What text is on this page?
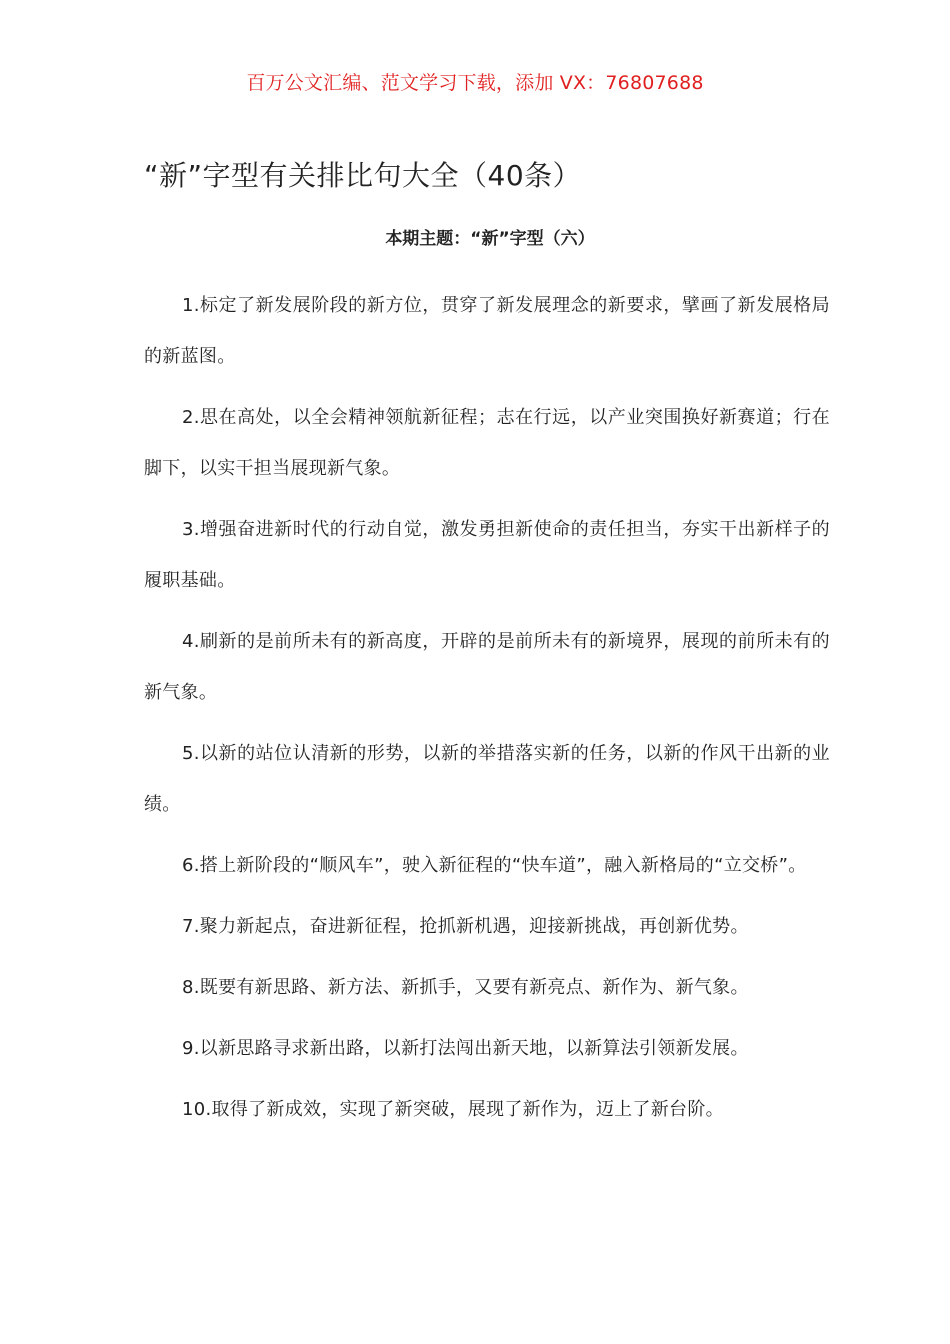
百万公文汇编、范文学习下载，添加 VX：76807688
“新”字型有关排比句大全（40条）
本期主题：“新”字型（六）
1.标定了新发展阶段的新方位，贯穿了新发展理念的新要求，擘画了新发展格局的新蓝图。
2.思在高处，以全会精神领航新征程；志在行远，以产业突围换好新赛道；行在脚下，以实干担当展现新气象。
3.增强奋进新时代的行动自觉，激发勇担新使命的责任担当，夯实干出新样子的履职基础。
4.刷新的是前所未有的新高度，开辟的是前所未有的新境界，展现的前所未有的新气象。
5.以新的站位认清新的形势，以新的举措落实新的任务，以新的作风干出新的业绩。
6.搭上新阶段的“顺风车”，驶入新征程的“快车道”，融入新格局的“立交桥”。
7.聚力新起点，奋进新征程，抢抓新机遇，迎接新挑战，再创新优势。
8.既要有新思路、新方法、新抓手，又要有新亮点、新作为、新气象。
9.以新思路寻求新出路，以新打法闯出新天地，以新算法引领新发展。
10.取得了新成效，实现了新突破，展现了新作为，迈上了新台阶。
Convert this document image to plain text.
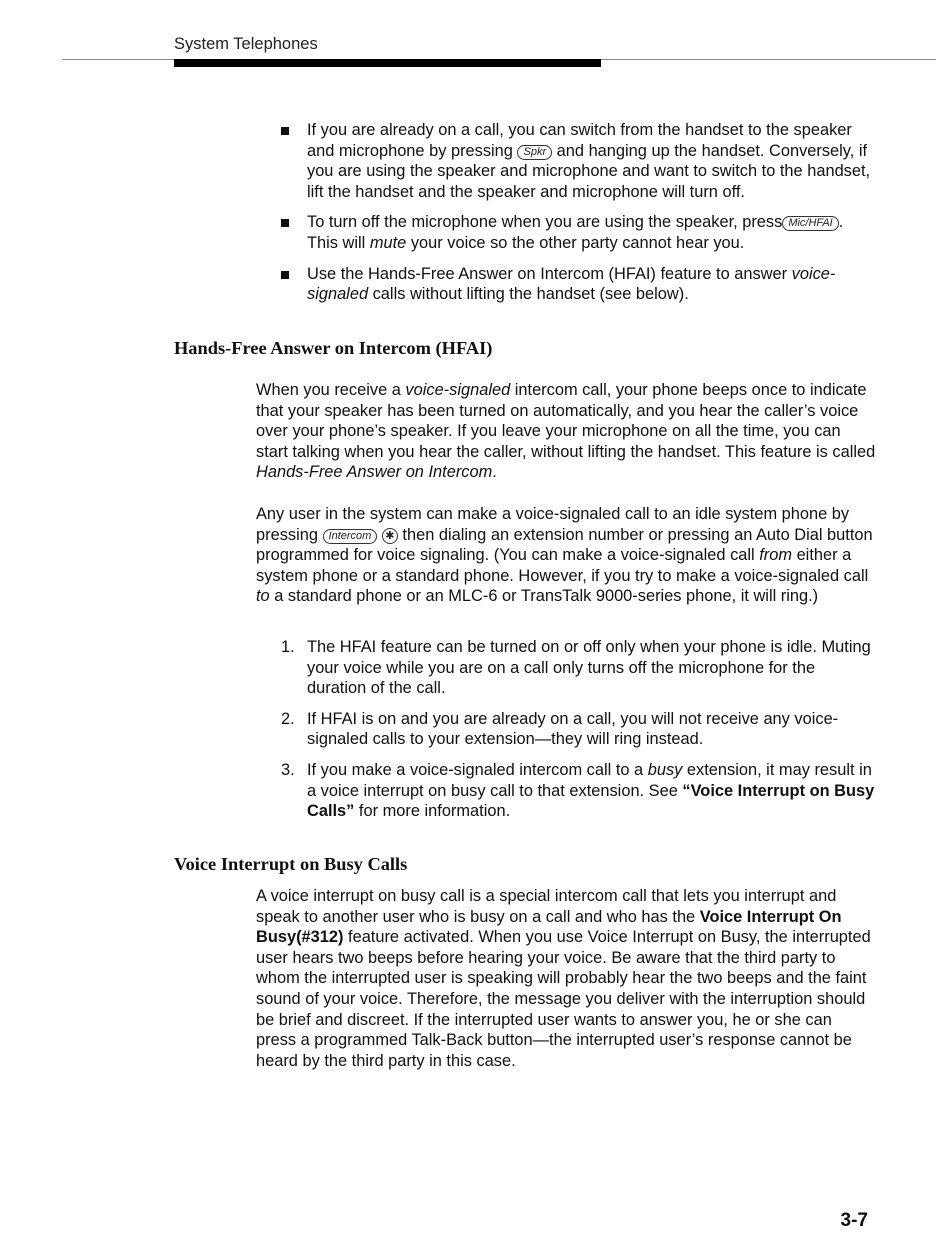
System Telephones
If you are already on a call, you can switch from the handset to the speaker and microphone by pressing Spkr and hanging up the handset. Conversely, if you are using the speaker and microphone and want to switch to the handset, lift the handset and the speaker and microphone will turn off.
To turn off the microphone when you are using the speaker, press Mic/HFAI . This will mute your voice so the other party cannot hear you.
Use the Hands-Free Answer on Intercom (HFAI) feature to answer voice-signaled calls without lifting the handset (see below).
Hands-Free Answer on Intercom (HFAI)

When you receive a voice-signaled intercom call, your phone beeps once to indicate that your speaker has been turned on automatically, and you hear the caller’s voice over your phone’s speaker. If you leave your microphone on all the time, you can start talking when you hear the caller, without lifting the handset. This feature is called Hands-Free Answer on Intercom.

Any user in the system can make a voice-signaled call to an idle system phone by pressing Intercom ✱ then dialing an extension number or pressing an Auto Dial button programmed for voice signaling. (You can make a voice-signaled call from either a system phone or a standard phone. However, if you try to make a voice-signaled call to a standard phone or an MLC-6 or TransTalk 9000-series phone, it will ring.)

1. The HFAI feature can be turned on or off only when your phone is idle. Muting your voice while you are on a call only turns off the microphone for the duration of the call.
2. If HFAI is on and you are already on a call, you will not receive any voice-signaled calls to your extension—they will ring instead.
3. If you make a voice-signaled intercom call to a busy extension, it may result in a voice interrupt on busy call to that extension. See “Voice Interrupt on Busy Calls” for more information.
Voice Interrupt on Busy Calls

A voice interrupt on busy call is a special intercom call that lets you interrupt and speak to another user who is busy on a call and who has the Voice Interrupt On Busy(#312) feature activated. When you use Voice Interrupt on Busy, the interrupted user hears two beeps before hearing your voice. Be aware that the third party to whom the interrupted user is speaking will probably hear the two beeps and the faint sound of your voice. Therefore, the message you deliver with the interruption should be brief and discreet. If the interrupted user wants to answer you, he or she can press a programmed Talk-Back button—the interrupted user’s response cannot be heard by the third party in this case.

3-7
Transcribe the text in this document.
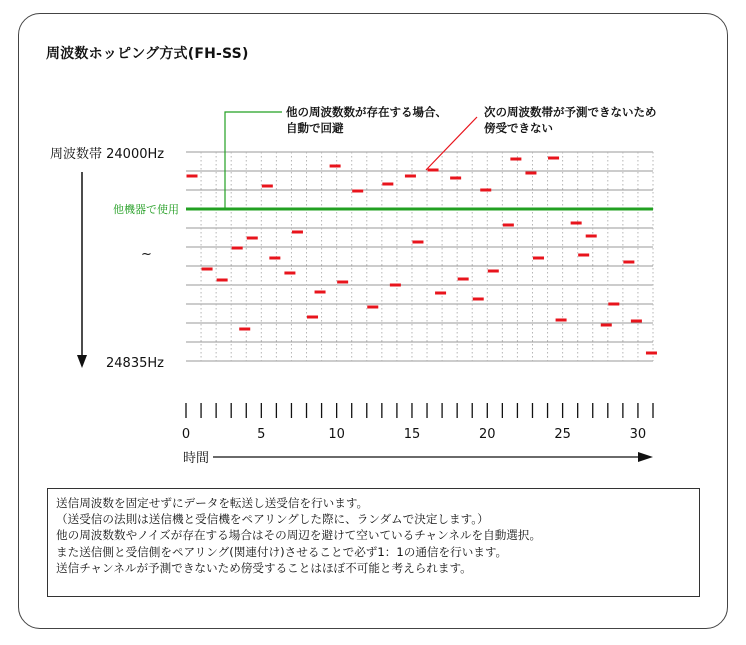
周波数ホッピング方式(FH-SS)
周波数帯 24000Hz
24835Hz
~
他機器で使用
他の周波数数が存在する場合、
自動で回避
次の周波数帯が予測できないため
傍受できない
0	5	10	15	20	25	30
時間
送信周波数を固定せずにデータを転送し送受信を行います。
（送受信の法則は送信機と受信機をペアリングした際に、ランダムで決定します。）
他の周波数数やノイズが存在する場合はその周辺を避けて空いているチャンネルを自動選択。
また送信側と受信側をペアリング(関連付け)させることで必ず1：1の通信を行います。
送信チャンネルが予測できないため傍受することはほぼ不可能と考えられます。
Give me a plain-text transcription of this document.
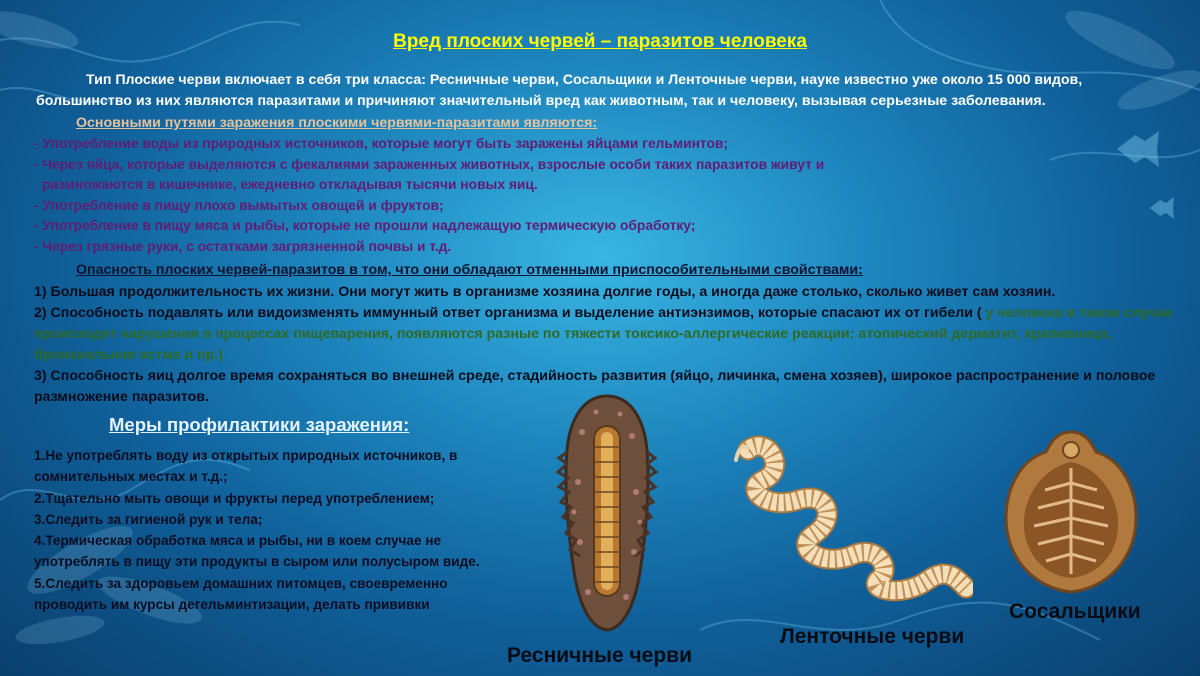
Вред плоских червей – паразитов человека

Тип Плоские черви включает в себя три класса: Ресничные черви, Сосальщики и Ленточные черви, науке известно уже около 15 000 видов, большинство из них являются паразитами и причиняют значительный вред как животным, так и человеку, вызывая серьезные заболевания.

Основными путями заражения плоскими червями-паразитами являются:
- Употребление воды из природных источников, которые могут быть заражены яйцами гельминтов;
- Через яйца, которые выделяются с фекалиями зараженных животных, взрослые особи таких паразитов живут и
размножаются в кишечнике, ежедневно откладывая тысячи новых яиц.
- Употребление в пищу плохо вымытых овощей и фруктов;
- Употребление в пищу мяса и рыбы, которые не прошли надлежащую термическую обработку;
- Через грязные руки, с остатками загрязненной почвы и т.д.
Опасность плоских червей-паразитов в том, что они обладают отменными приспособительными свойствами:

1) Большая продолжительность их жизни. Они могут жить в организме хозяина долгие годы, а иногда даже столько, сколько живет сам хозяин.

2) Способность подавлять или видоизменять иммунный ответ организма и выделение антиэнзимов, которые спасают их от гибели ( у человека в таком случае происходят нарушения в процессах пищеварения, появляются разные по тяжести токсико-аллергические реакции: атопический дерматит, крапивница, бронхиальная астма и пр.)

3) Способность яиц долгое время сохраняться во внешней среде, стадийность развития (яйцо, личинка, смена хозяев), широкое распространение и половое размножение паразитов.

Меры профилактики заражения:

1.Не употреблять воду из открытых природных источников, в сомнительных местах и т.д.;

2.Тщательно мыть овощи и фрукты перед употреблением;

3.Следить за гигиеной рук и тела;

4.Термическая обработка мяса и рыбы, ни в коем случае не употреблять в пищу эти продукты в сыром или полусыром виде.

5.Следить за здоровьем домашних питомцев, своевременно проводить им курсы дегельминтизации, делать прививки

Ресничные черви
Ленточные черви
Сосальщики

_Directions_: Copy everything in the records above except the pictures, exactly as written.

_The completed task_:
What text is on this page?
百万公文汇编、范文学习下载，添加 VX：76807688
“新”字型有关排比句大全（40条）
本期主题：“新”字型（六）
1.标定了新发展阶段的新方位，贯穿了新发展理念的新要求，擘画了新发展格局的新蓝图。
2.思在高处，以全会精神领航新征程；志在行远，以产业突围换好新赛道；行在脚下，以实干担当展现新气象。
3.增强奋进新时代的行动自觉，激发勇担新使命的责任担当，夯实干出新样子的履职基础。
4.刷新的是前所未有的新高度，开辟的是前所未有的新境界，展现的前所未有的新气象。
5.以新的站位认清新的形势，以新的举措落实新的任务，以新的作风干出新的业绩。
6.搭上新阶段的“顺风车”，驶入新征程的“快车道”，融入新格局的“立交桥”。
7.聚力新起点，奋进新征程，抢抓新机遇，迎接新挑战，再创新优势。
8.既要有新思路、新方法、新抓手，又要有新亮点、新作为、新气象。
9.以新思路寻求新出路，以新打法闯出新天地，以新算法引领新发展。
10.取得了新成效，实现了新突破，展现了新作为，迈上了新台阶。
Convert this document image to plain text.
System Telephones
If you are already on a call, you can switch from the handset to the speaker and microphone by pressing Spkr and hanging up the handset. Conversely, if you are using the speaker and microphone and want to switch to the handset, lift the handset and the speaker and microphone will turn off.
To turn off the microphone when you are using the speaker, press Mic/HFAI . This will mute your voice so the other party cannot hear you.
Use the Hands-Free Answer on Intercom (HFAI) feature to answer voice-signaled calls without lifting the handset (see below).
Hands-Free Answer on Intercom (HFAI)

When you receive a voice-signaled intercom call, your phone beeps once to indicate that your speaker has been turned on automatically, and you hear the caller’s voice over your phone’s speaker. If you leave your microphone on all the time, you can start talking when you hear the caller, without lifting the handset. This feature is called Hands-Free Answer on Intercom.

Any user in the system can make a voice-signaled call to an idle system phone by pressing Intercom ✱ then dialing an extension number or pressing an Auto Dial button programmed for voice signaling. (You can make a voice-signaled call from either a system phone or a standard phone. However, if you try to make a voice-signaled call to a standard phone or an MLC-6 or TransTalk 9000-series phone, it will ring.)

1. The HFAI feature can be turned on or off only when your phone is idle. Muting your voice while you are on a call only turns off the microphone for the duration of the call.
2. If HFAI is on and you are already on a call, you will not receive any voice-signaled calls to your extension—they will ring instead.
3. If you make a voice-signaled intercom call to a busy extension, it may result in a voice interrupt on busy call to that extension. See “Voice Interrupt on Busy Calls” for more information.
Voice Interrupt on Busy Calls

A voice interrupt on busy call is a special intercom call that lets you interrupt and speak to another user who is busy on a call and who has the Voice Interrupt On Busy(#312) feature activated. When you use Voice Interrupt on Busy, the interrupted user hears two beeps before hearing your voice. Be aware that the third party to whom the interrupted user is speaking will probably hear the two beeps and the faint sound of your voice. Therefore, the message you deliver with the interruption should be brief and discreet. If the interrupted user wants to answer you, he or she can press a programmed Talk-Back button—the interrupted user’s response cannot be heard by the third party in this case.

3-7
Transcribe the text in this document.
周波数ホッピング方式(FH-SS)
周波数帯 24000Hz
24835Hz
~
他機器で使用
他の周波数数が存在する場合、
自動で回避
次の周波数帯が予測できないため
傍受できない
0	5	10	15	20	25	30
時間
送信周波数を固定せずにデータを転送し送受信を行います。
（送受信の法則は送信機と受信機をペアリングした際に、ランダムで決定します。）
他の周波数数やノイズが存在する場合はその周辺を避けて空いているチャンネルを自動選択。
また送信側と受信側をペアリング(関連付け)させることで必ず1：1の通信を行います。
送信チャンネルが予測できないため傍受することはほぼ不可能と考えられます。
Give me a plain-text transcription of this document.
Вред плоских червей – паразитов человека

Тип Плоские черви включает в себя три класса: Ресничные черви, Сосальщики и Ленточные черви, науке известно уже около 15 000 видов, большинство из них являются паразитами и причиняют значительный вред как животным, так и человеку, вызывая серьезные заболевания.

Основными путями заражения плоскими червями-паразитами являются:
- Употребление воды из природных источников, которые могут быть заражены яйцами гельминтов;
- Через яйца, которые выделяются с фекалиями зараженных животных, взрослые особи таких паразитов живут и
размножаются в кишечнике, ежедневно откладывая тысячи новых яиц.
- Употребление в пищу плохо вымытых овощей и фруктов;
- Употребление в пищу мяса и рыбы, которые не прошли надлежащую термическую обработку;
- Через грязные руки, с остатками загрязненной почвы и т.д.
Опасность плоских червей-паразитов в том, что они обладают отменными приспособительными свойствами:

1) Большая продолжительность их жизни. Они могут жить в организме хозяина долгие годы, а иногда даже столько, сколько живет сам хозяин.

2) Способность подавлять или видоизменять иммунный ответ организма и выделение антиэнзимов, которые спасают их от гибели ( у человека в таком случае происходят нарушения в процессах пищеварения, появляются разные по тяжести токсико-аллергические реакции: атопический дерматит, крапивница, бронхиальная астма и пр.)

3) Способность яиц долгое время сохраняться во внешней среде, стадийность развития (яйцо, личинка, смена хозяев), широкое распространение и половое размножение паразитов.

Меры профилактики заражения:

1.Не употреблять воду из открытых природных источников, в сомнительных местах и т.д.;

2.Тщательно мыть овощи и фрукты перед употреблением;

3.Следить за гигиеной рук и тела;

4.Термическая обработка мяса и рыбы, ни в коем случае не употреблять в пищу эти продукты в сыром или полусыром виде.

5.Следить за здоровьем домашних питомцев, своевременно проводить им курсы дегельминтизации, делать прививки

Ресничные черви
Ленточные черви
Сосальщики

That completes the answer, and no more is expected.